--- START ---

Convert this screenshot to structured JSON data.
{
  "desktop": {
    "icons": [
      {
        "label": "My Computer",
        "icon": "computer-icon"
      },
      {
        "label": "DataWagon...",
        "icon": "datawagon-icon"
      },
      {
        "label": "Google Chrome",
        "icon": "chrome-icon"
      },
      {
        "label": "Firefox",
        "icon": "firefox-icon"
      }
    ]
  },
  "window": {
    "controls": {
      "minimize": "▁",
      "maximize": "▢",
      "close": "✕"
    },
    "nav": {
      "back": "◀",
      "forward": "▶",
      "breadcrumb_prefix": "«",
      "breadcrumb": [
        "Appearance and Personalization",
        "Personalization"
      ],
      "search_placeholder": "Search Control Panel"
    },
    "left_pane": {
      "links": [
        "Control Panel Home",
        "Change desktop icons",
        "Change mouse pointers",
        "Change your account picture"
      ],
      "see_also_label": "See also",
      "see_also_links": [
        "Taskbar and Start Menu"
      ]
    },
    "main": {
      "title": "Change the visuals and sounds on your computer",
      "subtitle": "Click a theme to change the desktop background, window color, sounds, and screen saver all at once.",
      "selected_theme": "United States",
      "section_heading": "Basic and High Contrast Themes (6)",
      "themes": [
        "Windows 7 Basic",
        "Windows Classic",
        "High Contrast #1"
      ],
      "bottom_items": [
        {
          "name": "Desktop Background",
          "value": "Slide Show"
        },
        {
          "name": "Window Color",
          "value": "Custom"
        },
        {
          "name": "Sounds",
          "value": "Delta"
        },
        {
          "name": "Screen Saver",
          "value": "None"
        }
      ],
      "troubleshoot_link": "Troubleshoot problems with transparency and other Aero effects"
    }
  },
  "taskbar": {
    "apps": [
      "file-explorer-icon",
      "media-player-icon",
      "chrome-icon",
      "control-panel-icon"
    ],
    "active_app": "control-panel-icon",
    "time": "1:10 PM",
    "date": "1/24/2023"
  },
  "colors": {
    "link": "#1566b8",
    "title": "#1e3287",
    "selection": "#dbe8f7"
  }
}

--- END ---

> [Given instruction]:
Using the listing above, return all lines where the word "value" occurs.

> [Problem solution]:
          "value": "Slide Show"
          "value": "Custom"
          "value": "Delta"
          "value": "None"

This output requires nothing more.